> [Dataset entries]
-- START --
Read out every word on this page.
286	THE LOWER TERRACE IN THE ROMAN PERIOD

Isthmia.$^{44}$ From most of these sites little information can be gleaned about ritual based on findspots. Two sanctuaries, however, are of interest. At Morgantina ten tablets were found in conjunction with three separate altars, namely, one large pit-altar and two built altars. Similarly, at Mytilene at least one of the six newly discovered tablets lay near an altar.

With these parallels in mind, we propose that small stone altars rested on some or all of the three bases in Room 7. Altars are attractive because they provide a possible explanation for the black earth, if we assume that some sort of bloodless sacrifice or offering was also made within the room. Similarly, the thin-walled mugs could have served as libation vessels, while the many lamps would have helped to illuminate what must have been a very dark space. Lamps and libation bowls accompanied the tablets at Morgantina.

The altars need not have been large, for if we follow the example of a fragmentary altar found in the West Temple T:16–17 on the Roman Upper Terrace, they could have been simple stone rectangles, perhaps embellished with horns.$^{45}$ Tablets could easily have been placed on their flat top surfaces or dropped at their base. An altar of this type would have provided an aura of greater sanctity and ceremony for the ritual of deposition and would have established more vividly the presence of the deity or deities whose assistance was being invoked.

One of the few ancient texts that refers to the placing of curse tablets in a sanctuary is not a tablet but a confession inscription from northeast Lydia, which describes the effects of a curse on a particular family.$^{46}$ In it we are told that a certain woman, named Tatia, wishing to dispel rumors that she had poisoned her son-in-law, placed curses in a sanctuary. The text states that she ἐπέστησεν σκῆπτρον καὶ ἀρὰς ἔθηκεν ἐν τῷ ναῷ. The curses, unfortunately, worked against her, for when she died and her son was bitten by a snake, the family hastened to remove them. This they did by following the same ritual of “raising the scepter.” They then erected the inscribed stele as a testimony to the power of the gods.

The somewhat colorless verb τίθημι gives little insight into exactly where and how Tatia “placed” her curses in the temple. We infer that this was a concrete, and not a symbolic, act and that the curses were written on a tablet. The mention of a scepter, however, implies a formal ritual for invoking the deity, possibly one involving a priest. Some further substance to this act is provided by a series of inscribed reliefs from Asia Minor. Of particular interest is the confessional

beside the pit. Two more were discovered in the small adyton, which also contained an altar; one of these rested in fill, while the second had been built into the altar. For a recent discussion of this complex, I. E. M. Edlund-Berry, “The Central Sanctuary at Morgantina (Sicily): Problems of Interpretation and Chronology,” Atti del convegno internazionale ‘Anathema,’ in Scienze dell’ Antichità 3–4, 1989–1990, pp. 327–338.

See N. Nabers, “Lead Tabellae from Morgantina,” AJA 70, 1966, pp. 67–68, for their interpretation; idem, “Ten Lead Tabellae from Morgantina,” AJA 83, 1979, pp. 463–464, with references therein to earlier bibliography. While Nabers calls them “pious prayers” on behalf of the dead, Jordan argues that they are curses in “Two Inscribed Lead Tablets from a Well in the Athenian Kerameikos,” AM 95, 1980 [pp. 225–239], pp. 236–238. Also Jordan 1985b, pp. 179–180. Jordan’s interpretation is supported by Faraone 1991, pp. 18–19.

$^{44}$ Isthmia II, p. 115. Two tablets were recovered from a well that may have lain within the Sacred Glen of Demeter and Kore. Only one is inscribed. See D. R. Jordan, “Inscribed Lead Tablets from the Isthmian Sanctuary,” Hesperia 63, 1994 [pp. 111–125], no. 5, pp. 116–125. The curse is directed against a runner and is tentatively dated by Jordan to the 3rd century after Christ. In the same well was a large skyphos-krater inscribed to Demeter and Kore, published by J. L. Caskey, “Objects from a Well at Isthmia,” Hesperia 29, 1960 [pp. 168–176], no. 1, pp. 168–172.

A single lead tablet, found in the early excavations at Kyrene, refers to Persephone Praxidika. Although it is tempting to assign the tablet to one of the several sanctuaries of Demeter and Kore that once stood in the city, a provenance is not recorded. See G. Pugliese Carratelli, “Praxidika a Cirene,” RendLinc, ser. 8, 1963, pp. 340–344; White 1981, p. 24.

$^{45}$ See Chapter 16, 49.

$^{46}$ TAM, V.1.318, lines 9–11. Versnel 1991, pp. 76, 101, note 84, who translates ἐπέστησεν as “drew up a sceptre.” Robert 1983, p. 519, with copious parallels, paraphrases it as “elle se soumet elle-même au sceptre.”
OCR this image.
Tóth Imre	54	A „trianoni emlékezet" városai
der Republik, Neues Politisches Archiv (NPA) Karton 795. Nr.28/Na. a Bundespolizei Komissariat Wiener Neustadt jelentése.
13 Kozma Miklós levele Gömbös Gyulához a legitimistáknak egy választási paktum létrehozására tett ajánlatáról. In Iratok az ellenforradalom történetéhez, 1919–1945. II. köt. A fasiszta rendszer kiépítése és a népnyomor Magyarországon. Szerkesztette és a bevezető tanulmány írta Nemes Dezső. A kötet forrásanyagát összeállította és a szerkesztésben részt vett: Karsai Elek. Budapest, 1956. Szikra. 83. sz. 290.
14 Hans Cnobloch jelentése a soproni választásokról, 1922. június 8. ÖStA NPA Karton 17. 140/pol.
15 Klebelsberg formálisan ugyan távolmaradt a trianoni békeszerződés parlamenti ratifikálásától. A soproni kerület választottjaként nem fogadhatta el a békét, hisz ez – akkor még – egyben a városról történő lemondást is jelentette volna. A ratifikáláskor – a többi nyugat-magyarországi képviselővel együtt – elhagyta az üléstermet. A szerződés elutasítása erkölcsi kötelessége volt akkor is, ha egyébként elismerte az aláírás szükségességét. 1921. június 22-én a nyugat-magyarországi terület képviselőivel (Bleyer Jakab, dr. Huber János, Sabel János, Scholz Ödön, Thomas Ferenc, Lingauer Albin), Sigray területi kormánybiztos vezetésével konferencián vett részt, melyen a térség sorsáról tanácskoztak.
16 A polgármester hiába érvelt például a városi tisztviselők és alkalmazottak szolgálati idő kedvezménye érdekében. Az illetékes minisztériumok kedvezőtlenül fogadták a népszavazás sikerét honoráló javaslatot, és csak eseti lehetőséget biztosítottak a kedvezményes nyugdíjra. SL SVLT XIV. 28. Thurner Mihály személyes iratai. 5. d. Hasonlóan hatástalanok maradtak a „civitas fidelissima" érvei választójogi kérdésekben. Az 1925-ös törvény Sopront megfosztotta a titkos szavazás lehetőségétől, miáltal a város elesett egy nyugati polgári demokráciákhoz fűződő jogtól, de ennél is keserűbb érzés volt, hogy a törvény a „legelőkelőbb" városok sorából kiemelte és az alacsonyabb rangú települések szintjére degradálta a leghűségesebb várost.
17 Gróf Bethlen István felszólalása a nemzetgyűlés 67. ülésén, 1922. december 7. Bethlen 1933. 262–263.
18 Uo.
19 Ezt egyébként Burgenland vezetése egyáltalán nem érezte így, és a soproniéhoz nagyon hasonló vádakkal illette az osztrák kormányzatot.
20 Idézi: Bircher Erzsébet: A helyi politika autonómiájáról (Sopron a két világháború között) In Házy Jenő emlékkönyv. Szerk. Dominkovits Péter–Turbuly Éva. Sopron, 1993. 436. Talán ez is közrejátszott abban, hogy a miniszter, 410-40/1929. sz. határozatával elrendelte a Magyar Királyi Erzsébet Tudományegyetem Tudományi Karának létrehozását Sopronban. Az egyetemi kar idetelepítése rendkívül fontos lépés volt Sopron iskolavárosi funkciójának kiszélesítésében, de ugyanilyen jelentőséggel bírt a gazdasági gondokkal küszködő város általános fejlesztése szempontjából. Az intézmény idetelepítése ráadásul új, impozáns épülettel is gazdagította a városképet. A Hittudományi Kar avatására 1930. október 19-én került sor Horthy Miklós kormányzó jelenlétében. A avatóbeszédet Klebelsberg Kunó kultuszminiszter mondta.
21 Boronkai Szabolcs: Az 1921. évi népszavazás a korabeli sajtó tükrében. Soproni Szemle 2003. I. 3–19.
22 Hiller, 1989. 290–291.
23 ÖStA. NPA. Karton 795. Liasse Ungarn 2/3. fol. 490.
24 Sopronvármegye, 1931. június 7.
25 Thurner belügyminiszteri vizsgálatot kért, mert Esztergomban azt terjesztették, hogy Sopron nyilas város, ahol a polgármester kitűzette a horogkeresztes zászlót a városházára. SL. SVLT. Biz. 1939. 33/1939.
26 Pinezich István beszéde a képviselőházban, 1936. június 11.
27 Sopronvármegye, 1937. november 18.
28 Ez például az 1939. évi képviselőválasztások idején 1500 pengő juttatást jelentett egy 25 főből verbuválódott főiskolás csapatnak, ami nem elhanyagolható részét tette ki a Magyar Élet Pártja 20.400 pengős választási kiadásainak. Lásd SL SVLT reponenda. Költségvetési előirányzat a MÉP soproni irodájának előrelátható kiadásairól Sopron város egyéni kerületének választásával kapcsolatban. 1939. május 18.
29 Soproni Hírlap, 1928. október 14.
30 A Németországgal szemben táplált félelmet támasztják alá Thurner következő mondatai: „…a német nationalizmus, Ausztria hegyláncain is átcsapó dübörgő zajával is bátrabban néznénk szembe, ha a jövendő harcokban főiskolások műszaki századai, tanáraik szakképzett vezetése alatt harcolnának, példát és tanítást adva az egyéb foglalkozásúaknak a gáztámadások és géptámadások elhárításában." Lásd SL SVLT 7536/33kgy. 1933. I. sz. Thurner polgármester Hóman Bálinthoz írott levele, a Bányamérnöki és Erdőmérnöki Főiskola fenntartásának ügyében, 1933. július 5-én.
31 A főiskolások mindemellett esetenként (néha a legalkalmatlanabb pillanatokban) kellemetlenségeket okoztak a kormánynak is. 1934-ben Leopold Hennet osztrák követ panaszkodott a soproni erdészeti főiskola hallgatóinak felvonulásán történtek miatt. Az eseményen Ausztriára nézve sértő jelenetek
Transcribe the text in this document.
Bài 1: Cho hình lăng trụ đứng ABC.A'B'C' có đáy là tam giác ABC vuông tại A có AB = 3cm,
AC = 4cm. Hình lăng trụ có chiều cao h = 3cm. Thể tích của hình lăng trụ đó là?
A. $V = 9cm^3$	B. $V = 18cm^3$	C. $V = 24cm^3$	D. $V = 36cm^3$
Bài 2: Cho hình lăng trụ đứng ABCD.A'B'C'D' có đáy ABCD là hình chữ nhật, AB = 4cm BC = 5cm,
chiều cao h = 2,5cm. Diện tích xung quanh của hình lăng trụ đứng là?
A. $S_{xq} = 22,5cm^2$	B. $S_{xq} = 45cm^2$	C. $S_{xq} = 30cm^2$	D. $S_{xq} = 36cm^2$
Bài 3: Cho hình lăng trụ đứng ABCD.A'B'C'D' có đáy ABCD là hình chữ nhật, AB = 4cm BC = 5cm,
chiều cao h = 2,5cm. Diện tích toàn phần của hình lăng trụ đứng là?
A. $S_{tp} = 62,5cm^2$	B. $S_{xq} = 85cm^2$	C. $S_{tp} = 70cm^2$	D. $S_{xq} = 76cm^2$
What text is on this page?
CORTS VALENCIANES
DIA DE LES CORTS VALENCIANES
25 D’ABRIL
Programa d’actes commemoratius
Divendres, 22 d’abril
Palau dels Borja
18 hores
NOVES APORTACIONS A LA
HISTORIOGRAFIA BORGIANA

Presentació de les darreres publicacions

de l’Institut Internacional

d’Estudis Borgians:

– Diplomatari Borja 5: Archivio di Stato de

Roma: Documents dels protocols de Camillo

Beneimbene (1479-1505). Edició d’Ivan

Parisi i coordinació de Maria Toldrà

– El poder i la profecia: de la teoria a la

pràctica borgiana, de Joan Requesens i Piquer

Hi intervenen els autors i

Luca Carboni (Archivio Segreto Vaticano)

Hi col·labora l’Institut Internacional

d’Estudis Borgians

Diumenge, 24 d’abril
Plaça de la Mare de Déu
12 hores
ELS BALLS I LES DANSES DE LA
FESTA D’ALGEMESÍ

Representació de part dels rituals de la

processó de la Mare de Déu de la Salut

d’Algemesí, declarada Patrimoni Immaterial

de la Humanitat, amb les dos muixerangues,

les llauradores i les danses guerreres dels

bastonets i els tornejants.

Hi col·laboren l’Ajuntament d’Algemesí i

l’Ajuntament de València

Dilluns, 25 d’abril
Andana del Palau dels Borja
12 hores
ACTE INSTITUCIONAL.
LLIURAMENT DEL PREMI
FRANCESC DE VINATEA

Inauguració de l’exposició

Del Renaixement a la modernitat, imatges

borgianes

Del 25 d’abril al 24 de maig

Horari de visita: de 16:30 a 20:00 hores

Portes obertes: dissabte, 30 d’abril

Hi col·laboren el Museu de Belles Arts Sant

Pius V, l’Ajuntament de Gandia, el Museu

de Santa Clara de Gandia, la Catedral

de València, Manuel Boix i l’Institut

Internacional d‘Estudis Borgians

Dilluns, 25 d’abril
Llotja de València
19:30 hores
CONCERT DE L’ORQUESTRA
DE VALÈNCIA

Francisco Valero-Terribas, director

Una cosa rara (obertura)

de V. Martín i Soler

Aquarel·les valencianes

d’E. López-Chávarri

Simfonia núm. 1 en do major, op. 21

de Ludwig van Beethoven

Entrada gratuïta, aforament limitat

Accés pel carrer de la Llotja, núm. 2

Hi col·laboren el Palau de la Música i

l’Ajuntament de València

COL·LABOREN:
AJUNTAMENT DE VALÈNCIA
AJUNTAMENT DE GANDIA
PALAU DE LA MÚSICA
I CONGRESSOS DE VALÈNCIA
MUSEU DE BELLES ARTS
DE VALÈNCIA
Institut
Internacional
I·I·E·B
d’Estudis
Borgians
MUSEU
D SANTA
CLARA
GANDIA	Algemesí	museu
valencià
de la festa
-- END --
> [Exercise objective] From the data above, pick out each line containing "Estudis" and copy it.

> [Reply to the task]
d’Estudis Borgians:
d’Estudis Borgians
Internacional d‘Estudis Borgians
d’Estudis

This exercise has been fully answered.